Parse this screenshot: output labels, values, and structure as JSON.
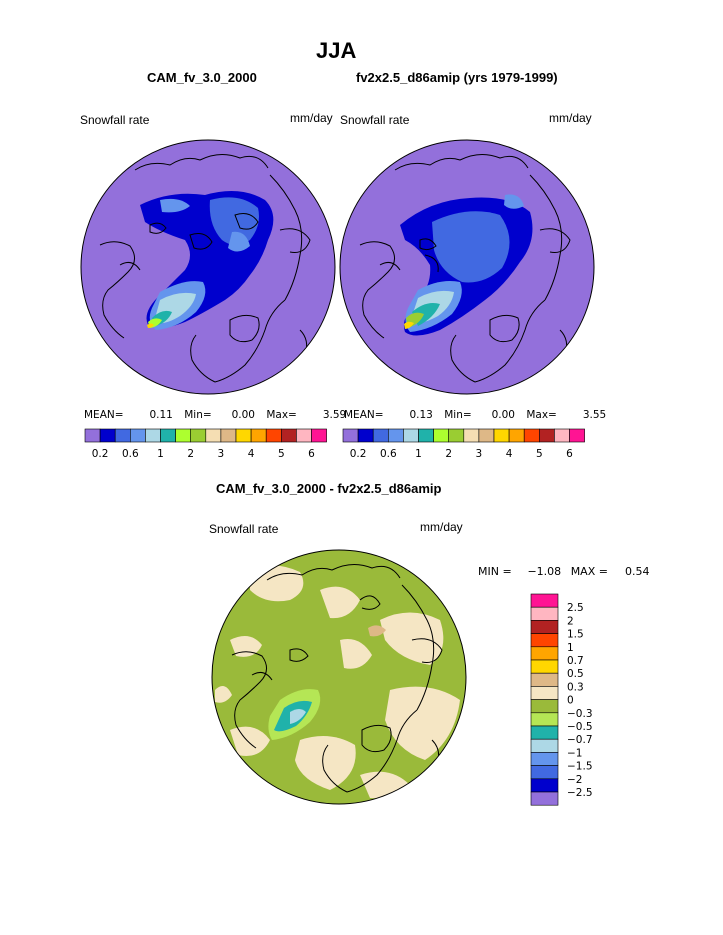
{
  "page": {
    "title": "JJA",
    "model_case": "CAM_fv_3.0_2000",
    "control_case": "fv2x2.5_d86amip (yrs 1979-1999)",
    "diff_title": "CAM_fv_3.0_2000 - fv2x2.5_d86amip"
  },
  "panels": [
    {
      "variable": "Snowfall rate",
      "units": "mm/day",
      "stats": {
        "mean_label": "MEAN=",
        "mean": "0.11",
        "min_label": "Min=",
        "min": "0.00",
        "max_label": "Max=",
        "max": "3.59"
      }
    },
    {
      "variable": "Snowfall rate",
      "units": "mm/day",
      "stats": {
        "mean_label": "MEAN=",
        "mean": "0.13",
        "min_label": "Min=",
        "min": "0.00",
        "max_label": "Max=",
        "max": "3.55"
      }
    }
  ],
  "top_colorbar": {
    "colors": [
      "#9370db",
      "#0000cd",
      "#4169e1",
      "#6495ed",
      "#add8e6",
      "#20b2aa",
      "#adff2f",
      "#9acd32",
      "#f5deb3",
      "#deb887",
      "#ffd700",
      "#ffa500",
      "#ff4500",
      "#b22222",
      "#ffb6c1",
      "#ff1493"
    ],
    "labels": [
      "0.2",
      "0.6",
      "1",
      "2",
      "3",
      "4",
      "5",
      "6"
    ]
  },
  "diff_panel": {
    "variable": "Snowfall rate",
    "units": "mm/day",
    "min_label": "MIN =",
    "min": "−1.08",
    "max_label": "MAX =",
    "max": "0.54"
  },
  "diff_colorbar": {
    "colors": [
      "#ff1493",
      "#ffb6c1",
      "#b22222",
      "#ff4500",
      "#ffa500",
      "#ffd700",
      "#deb887",
      "#f5e6c4",
      "#9aba3a",
      "#b5e655",
      "#20b2aa",
      "#add8e6",
      "#6495ed",
      "#4169e1",
      "#0000cd",
      "#9370db"
    ],
    "labels": [
      "2.5",
      "2",
      "1.5",
      "1",
      "0.7",
      "0.5",
      "0.3",
      "0",
      "−0.3",
      "−0.5",
      "−0.7",
      "−1",
      "−1.5",
      "−2",
      "−2.5"
    ]
  }
}
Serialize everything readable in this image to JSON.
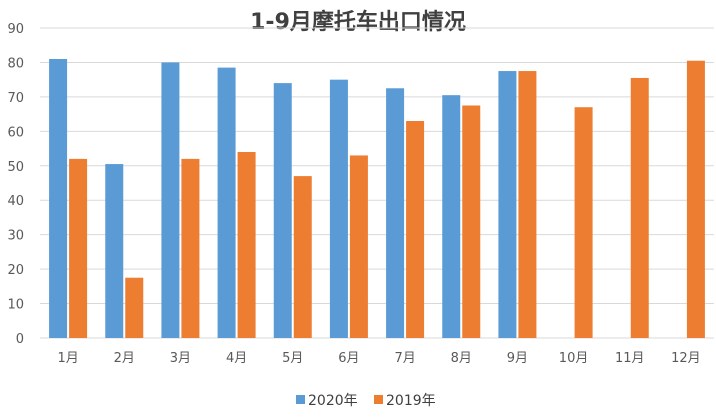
{
  "chart_data": {
    "type": "bar",
    "title": "1-9月摩托车出口情况",
    "categories": [
      "1月",
      "2月",
      "3月",
      "4月",
      "5月",
      "6月",
      "7月",
      "8月",
      "9月",
      "10月",
      "11月",
      "12月"
    ],
    "series": [
      {
        "name": "2020年",
        "color": "#5b9bd5",
        "values": [
          81,
          50.5,
          80,
          78.5,
          74,
          75,
          72.5,
          70.5,
          77.5,
          null,
          null,
          null
        ]
      },
      {
        "name": "2019年",
        "color": "#ed7d31",
        "values": [
          52,
          17.5,
          52,
          54,
          47,
          53,
          63,
          67.5,
          77.5,
          67,
          75.5,
          80.5
        ]
      }
    ],
    "ylim": [
      0,
      90
    ],
    "yticks": [
      0,
      10,
      20,
      30,
      40,
      50,
      60,
      70,
      80,
      90
    ],
    "grid": true,
    "legend": "bottom"
  }
}
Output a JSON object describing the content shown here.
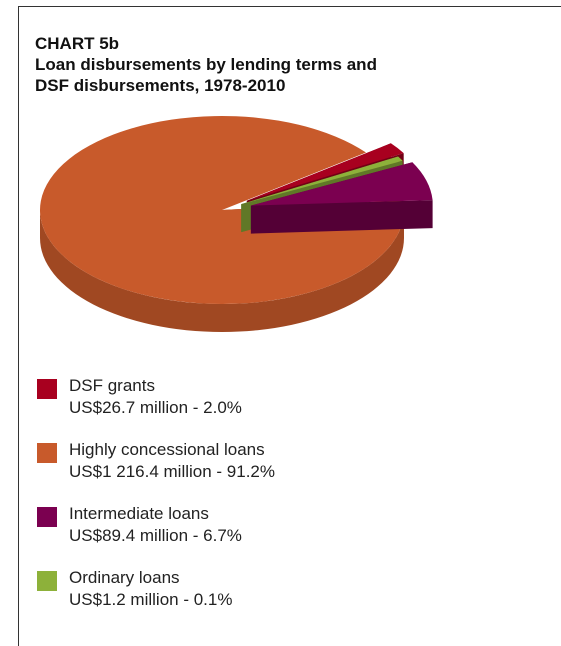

> [Exercise brief]
Take the line with "Serialize everything readable" as the first line and the last line of the records above as the final one; reproduce exactly the lines between them, both included, without pictures.

> [Exercise solution]
Serialize everything readable in this image to JSON.
{
  "chart_data": {
    "type": "bar",
    "title": "1-9月摩托车出口情况",
    "categories": [
      "1月",
      "2月",
      "3月",
      "4月",
      "5月",
      "6月",
      "7月",
      "8月",
      "9月",
      "10月",
      "11月",
      "12月"
    ],
    "series": [
      {
        "name": "2020年",
        "color": "#5b9bd5",
        "values": [
          81,
          50.5,
          80,
          78.5,
          74,
          75,
          72.5,
          70.5,
          77.5,
          null,
          null,
          null
        ]
      },
      {
        "name": "2019年",
        "color": "#ed7d31",
        "values": [
          52,
          17.5,
          52,
          54,
          47,
          53,
          63,
          67.5,
          77.5,
          67,
          75.5,
          80.5
        ]
      }
    ],
    "ylim": [
      0,
      90
    ],
    "yticks": [
      0,
      10,
      20,
      30,
      40,
      50,
      60,
      70,
      80,
      90
    ],
    "grid": true,
    "legend": "bottom"
  }
}
Output a JSON object describing the content shown here.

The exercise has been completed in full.